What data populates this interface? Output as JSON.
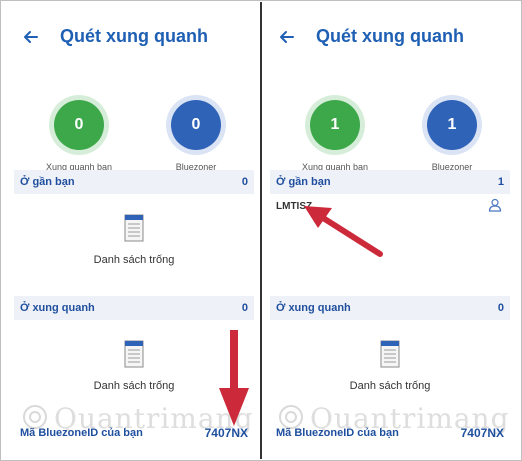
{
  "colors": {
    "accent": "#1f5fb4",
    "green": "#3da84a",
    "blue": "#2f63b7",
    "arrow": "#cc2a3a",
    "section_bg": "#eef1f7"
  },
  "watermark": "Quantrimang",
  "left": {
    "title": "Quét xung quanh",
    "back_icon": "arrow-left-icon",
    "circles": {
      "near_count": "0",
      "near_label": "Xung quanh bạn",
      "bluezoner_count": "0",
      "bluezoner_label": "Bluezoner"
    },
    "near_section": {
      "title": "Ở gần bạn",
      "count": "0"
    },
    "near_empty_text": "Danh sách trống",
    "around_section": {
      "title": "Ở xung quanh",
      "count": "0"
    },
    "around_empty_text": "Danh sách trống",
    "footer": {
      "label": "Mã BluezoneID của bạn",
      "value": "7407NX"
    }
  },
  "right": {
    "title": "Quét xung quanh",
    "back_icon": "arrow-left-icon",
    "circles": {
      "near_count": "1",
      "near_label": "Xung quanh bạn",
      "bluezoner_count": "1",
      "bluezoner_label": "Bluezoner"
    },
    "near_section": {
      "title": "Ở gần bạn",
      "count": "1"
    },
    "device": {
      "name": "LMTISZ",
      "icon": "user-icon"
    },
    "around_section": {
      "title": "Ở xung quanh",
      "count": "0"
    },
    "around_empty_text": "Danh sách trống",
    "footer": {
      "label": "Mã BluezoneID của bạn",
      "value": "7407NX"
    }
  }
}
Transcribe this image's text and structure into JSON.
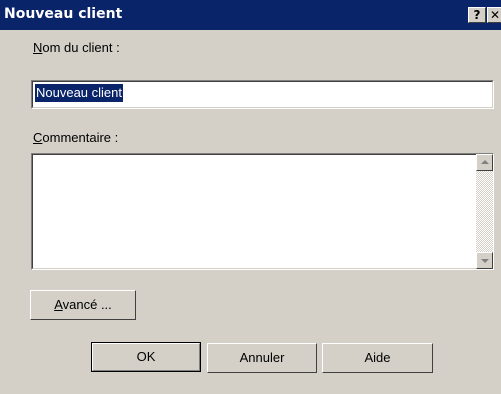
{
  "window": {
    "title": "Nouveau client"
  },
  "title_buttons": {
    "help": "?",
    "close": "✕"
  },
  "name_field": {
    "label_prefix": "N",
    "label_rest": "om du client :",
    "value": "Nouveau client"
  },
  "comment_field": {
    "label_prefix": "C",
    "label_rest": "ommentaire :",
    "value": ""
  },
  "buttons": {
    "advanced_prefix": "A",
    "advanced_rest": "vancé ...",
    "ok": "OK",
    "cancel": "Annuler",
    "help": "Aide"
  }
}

* * *

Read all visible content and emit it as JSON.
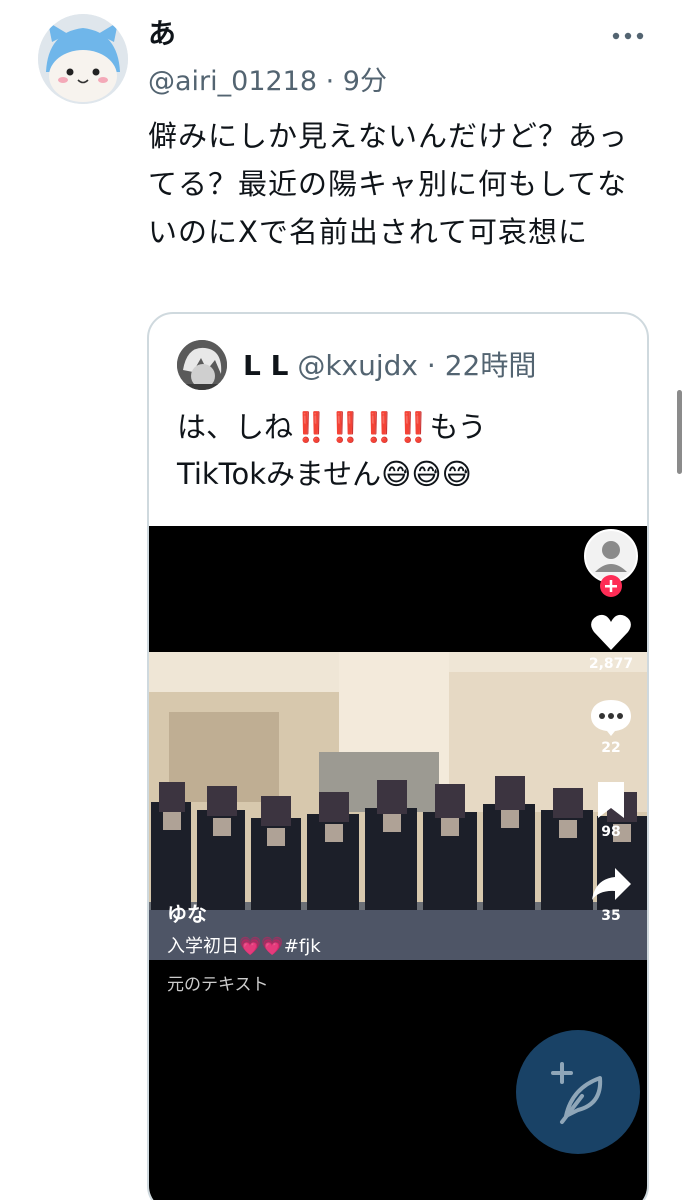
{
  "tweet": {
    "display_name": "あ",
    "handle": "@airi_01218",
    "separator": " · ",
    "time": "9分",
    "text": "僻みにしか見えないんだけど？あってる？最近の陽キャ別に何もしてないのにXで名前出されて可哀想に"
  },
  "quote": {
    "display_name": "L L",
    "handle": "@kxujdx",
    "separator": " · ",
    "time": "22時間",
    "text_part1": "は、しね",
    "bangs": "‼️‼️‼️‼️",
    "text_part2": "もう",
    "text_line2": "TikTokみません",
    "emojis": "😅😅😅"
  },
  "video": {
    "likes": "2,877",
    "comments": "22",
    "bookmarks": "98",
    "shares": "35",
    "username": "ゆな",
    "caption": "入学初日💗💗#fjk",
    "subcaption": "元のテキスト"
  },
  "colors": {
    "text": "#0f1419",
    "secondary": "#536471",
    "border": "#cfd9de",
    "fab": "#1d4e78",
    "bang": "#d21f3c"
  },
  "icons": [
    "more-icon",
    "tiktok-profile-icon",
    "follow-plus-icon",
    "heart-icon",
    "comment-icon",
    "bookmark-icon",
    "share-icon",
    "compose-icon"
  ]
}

...

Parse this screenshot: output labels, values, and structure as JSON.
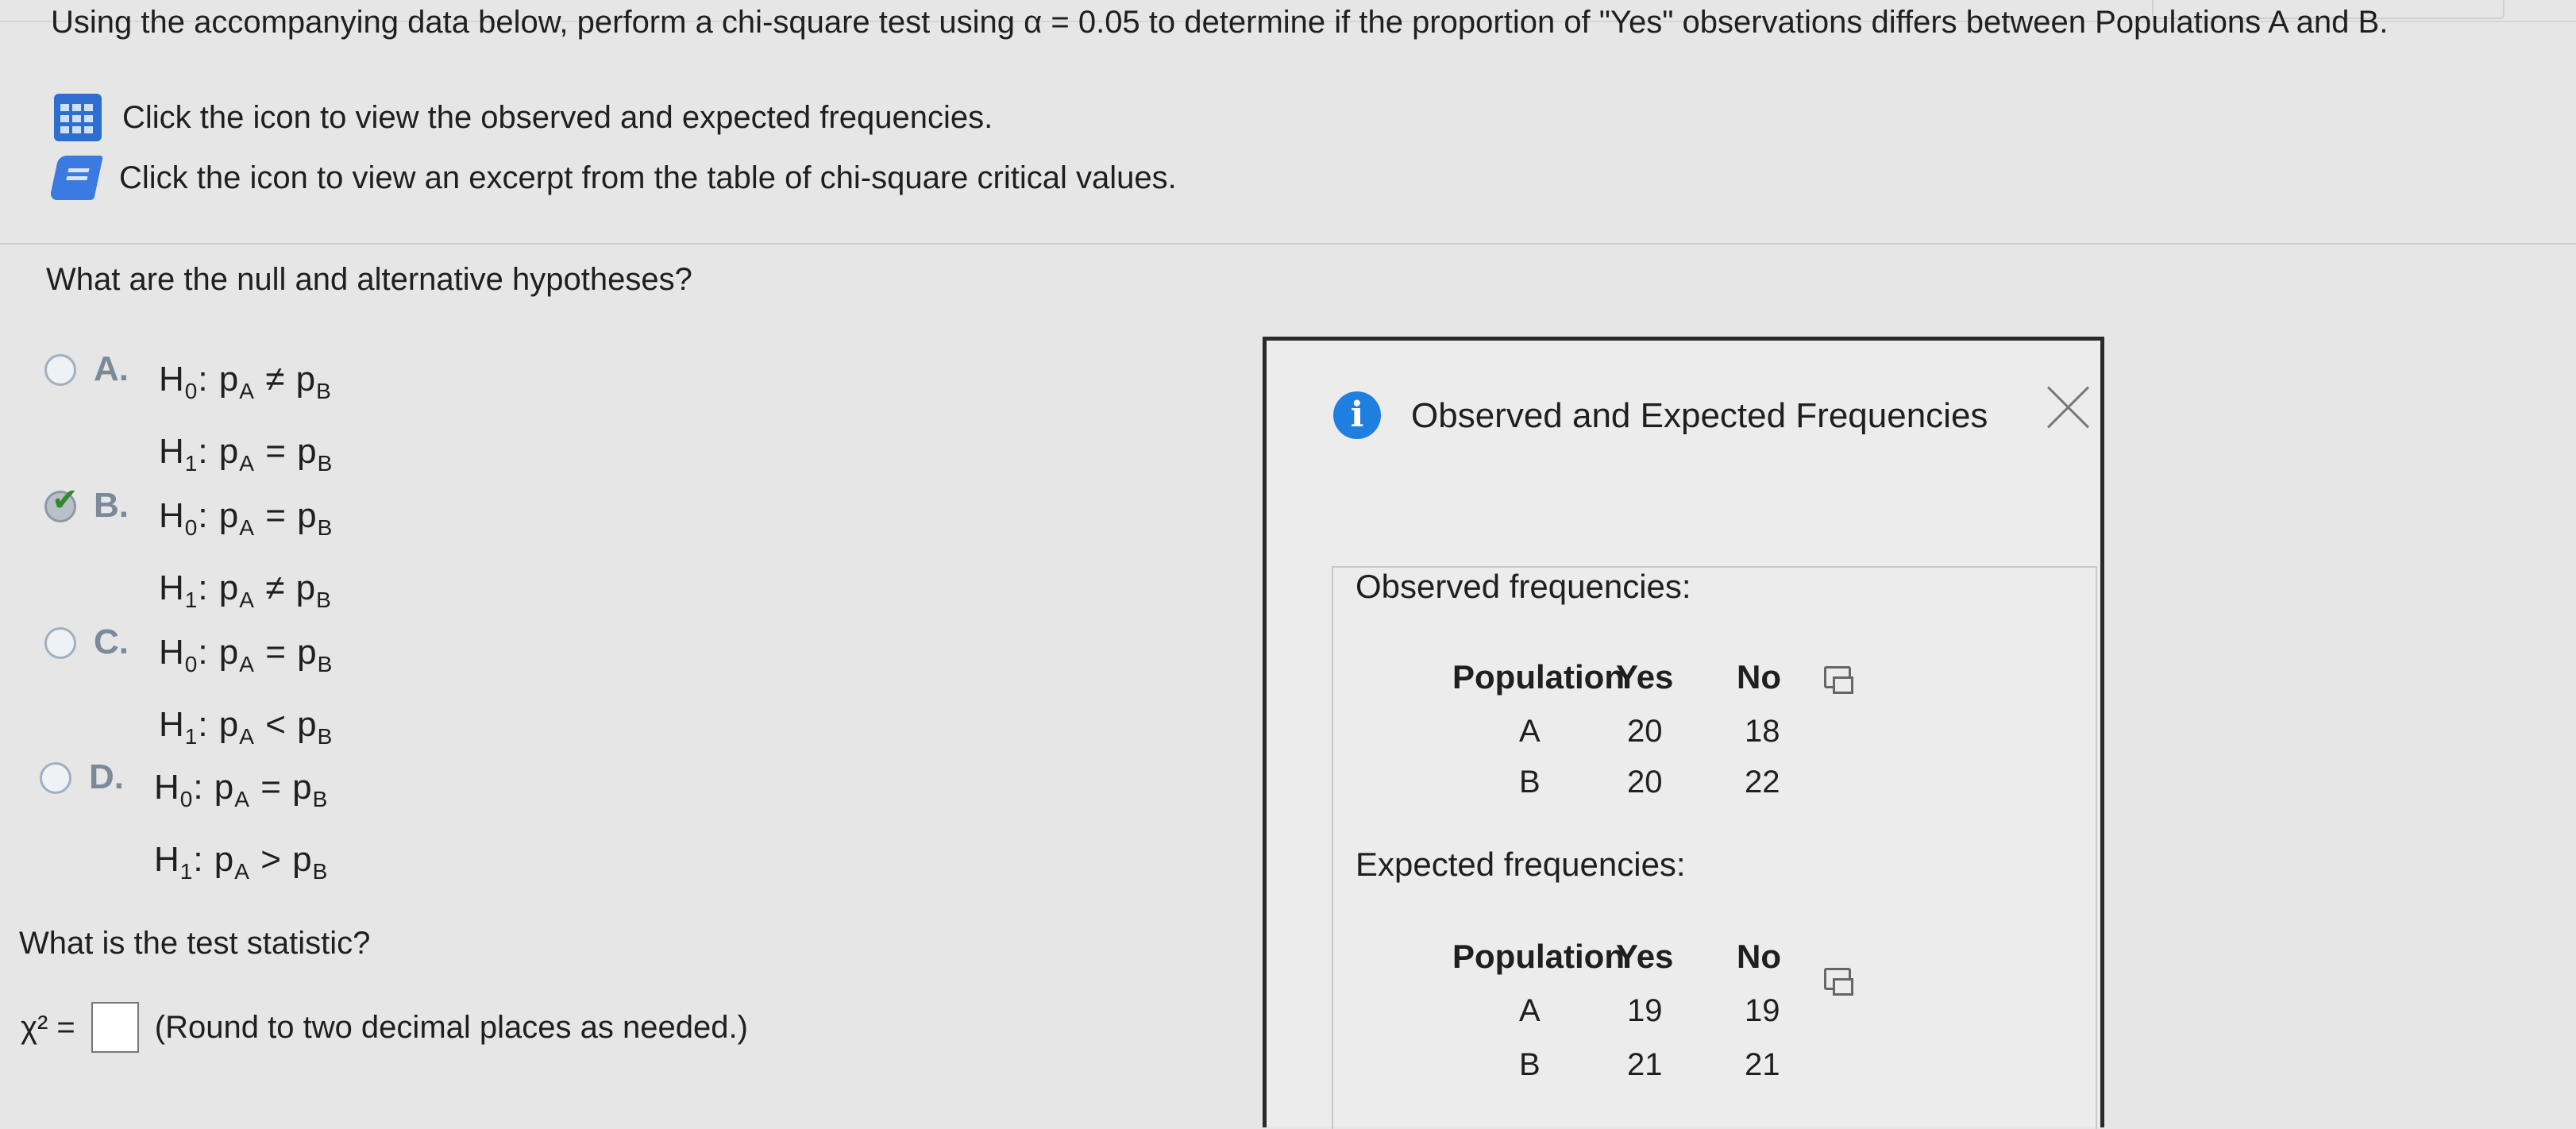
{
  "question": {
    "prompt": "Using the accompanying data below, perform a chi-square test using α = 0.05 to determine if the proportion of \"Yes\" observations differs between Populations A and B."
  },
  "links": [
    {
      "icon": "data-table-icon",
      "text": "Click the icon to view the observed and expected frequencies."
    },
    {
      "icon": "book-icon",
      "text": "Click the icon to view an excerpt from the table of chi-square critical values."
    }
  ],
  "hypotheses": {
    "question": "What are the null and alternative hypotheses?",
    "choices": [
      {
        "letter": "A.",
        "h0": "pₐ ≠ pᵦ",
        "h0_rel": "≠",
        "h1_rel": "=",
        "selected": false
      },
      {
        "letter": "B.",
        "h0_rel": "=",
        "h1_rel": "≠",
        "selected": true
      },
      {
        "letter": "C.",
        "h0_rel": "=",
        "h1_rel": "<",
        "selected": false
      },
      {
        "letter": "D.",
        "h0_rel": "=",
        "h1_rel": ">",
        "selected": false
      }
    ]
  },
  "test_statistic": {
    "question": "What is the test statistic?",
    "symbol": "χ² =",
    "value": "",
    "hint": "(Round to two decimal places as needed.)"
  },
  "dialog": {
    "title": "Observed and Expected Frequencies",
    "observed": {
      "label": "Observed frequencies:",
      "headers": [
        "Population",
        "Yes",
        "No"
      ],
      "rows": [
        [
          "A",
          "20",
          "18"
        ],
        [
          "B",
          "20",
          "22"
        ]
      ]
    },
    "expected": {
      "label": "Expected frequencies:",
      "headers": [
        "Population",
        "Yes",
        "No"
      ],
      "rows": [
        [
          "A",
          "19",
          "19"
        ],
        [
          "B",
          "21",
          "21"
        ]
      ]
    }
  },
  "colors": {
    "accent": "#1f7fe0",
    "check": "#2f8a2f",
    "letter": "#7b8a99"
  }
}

*To do*: Find the lines above that contain the word "question" and collect them.

*Reply*:
  "question": {
    "question": "What are the null and alternative hypotheses?",
    "question": "What is the test statistic?",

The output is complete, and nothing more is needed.